══ Data shown ══

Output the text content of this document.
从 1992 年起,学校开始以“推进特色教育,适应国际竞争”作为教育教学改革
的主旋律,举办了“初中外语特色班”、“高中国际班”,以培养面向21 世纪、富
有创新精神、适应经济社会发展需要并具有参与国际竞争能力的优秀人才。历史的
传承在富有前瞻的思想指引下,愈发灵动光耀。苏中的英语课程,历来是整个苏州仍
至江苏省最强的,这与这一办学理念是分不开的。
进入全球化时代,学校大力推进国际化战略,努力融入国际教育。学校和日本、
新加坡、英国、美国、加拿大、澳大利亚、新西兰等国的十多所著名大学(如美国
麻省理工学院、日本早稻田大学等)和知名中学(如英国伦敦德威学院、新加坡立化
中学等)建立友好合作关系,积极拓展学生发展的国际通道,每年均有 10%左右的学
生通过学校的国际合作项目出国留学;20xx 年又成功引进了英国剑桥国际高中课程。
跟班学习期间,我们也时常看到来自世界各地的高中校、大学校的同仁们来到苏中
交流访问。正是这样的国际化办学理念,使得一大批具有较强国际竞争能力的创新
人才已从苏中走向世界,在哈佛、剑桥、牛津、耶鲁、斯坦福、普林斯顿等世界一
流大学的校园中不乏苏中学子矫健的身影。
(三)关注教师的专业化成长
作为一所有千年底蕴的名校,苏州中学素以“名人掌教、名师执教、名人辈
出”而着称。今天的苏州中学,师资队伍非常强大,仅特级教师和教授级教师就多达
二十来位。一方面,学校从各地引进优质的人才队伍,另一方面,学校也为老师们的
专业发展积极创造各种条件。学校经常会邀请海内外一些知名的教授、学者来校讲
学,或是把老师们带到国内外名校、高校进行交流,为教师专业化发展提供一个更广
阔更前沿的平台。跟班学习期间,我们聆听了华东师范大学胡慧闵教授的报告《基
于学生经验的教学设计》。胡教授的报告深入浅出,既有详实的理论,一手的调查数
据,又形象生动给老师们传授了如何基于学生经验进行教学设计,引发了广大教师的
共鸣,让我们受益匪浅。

═══
══ Data shown ══

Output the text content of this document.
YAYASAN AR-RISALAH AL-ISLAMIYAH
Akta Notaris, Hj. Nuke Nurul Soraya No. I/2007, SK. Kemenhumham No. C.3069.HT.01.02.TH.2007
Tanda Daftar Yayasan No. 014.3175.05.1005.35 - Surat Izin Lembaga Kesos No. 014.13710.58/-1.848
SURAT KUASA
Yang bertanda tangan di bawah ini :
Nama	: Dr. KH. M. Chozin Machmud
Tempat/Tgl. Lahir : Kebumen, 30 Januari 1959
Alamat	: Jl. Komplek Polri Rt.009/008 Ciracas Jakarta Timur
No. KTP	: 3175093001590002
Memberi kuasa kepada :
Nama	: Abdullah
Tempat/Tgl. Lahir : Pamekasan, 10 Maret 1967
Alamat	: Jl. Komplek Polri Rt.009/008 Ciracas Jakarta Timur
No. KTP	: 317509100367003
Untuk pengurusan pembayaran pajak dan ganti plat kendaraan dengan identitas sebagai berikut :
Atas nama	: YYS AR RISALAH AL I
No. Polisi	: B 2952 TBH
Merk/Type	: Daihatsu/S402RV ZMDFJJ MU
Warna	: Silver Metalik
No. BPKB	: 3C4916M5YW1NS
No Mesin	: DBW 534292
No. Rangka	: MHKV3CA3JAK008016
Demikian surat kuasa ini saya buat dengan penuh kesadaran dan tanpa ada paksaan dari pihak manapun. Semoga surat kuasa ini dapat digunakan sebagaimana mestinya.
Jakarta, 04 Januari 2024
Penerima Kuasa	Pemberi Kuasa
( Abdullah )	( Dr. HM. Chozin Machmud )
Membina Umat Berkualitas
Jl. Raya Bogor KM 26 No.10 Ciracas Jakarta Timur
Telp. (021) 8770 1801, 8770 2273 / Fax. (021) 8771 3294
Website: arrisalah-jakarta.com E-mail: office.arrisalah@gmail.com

═══
══ Data shown ══

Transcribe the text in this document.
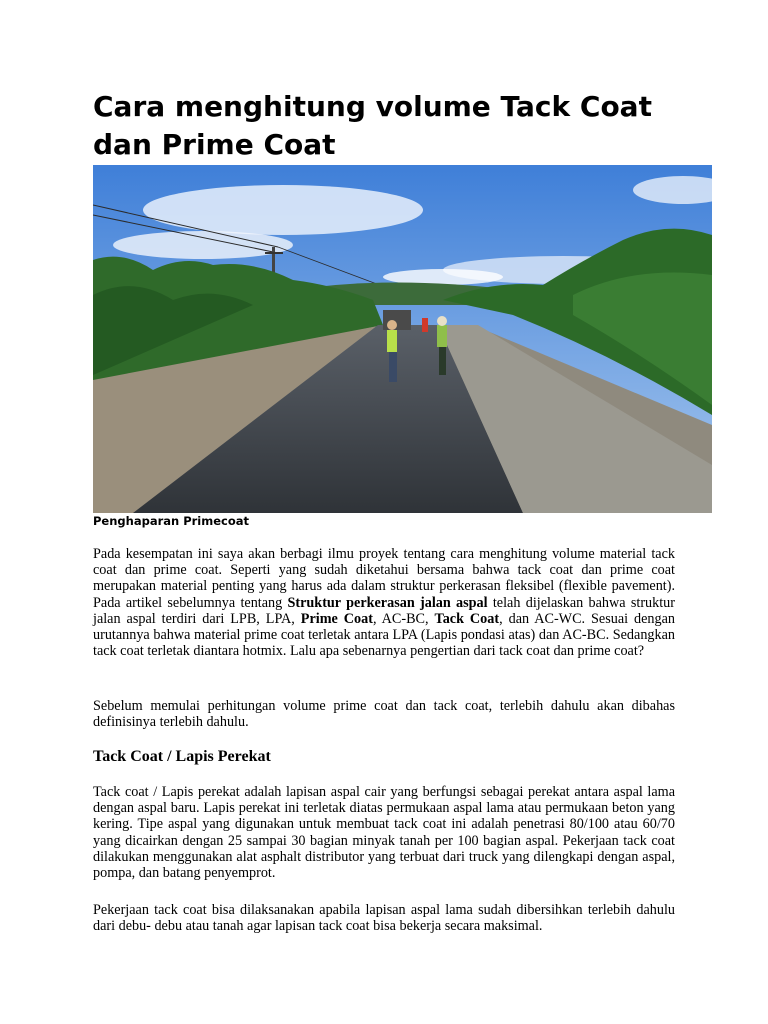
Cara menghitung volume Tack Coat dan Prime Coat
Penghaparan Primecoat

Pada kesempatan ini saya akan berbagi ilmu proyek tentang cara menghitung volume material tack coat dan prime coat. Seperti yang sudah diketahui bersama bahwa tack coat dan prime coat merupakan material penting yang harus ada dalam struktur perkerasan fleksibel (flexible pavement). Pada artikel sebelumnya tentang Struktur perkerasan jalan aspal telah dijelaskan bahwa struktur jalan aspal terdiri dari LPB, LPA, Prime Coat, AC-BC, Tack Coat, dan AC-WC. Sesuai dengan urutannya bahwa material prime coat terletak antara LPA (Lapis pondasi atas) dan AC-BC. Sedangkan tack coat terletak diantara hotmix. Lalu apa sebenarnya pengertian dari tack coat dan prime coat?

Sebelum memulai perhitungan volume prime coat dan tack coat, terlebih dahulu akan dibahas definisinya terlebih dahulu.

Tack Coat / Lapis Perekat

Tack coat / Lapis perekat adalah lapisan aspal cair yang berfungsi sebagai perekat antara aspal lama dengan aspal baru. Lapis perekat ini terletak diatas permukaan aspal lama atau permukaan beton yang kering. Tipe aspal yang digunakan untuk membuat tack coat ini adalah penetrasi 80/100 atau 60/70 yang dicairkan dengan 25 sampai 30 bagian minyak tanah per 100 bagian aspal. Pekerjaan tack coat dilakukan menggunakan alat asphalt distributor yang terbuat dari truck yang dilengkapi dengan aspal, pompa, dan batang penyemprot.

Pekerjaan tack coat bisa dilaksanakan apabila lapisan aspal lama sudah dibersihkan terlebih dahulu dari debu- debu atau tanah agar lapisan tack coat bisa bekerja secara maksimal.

═══

→ Aim: Give solely the number of lines in the data that contain the string "sudah".

→ Solution: 2